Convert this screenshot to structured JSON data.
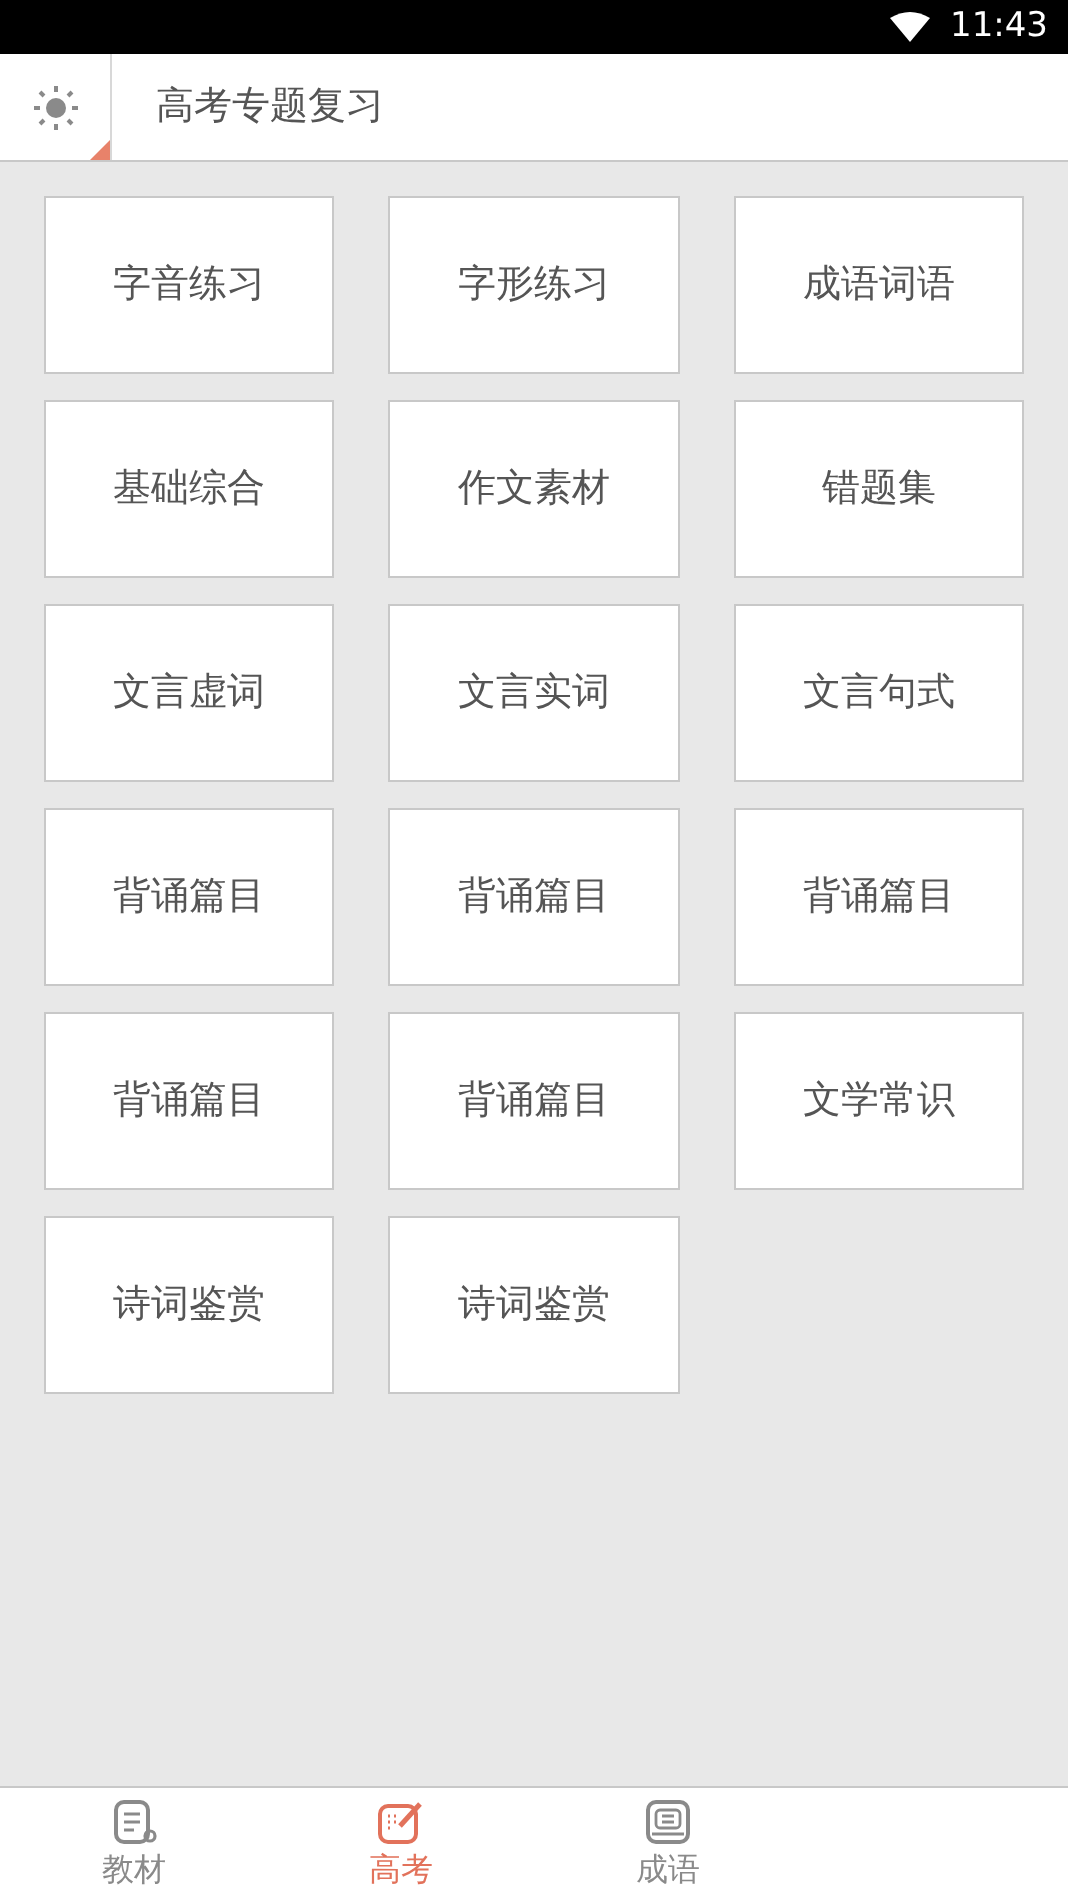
{
  "status_bar": {
    "time": "11:43"
  },
  "header": {
    "title": "高考专题复习"
  },
  "topics": [
    {
      "label": "字音练习"
    },
    {
      "label": "字形练习"
    },
    {
      "label": "成语词语"
    },
    {
      "label": "基础综合"
    },
    {
      "label": "作文素材"
    },
    {
      "label": "错题集"
    },
    {
      "label": "文言虚词"
    },
    {
      "label": "文言实词"
    },
    {
      "label": "文言句式"
    },
    {
      "label": "背诵篇目"
    },
    {
      "label": "背诵篇目"
    },
    {
      "label": "背诵篇目"
    },
    {
      "label": "背诵篇目"
    },
    {
      "label": "背诵篇目"
    },
    {
      "label": "文学常识"
    },
    {
      "label": "诗词鉴赏"
    },
    {
      "label": "诗词鉴赏"
    }
  ],
  "bottom_nav": [
    {
      "label": "教材",
      "kind": "book",
      "selected": false
    },
    {
      "label": "高考",
      "kind": "pen",
      "selected": true
    },
    {
      "label": "成语",
      "kind": "dict",
      "selected": false
    }
  ]
}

● ● ● ●

Prompt: Return the full material word for word. Do not include the pictures.

Task solution:
Convert this screenshot to structured JSON data.
{
  "status_bar": {
    "time": "11:43"
  },
  "header": {
    "title": "高考专题复习"
  },
  "topics": [
    {
      "label": "字音练习"
    },
    {
      "label": "字形练习"
    },
    {
      "label": "成语词语"
    },
    {
      "label": "基础综合"
    },
    {
      "label": "作文素材"
    },
    {
      "label": "错题集"
    },
    {
      "label": "文言虚词"
    },
    {
      "label": "文言实词"
    },
    {
      "label": "文言句式"
    },
    {
      "label": "背诵篇目"
    },
    {
      "label": "背诵篇目"
    },
    {
      "label": "背诵篇目"
    },
    {
      "label": "背诵篇目"
    },
    {
      "label": "背诵篇目"
    },
    {
      "label": "文学常识"
    },
    {
      "label": "诗词鉴赏"
    },
    {
      "label": "诗词鉴赏"
    }
  ],
  "bottom_nav": [
    {
      "label": "教材",
      "kind": "book",
      "selected": false
    },
    {
      "label": "高考",
      "kind": "pen",
      "selected": true
    },
    {
      "label": "成语",
      "kind": "dict",
      "selected": false
    }
  ]
}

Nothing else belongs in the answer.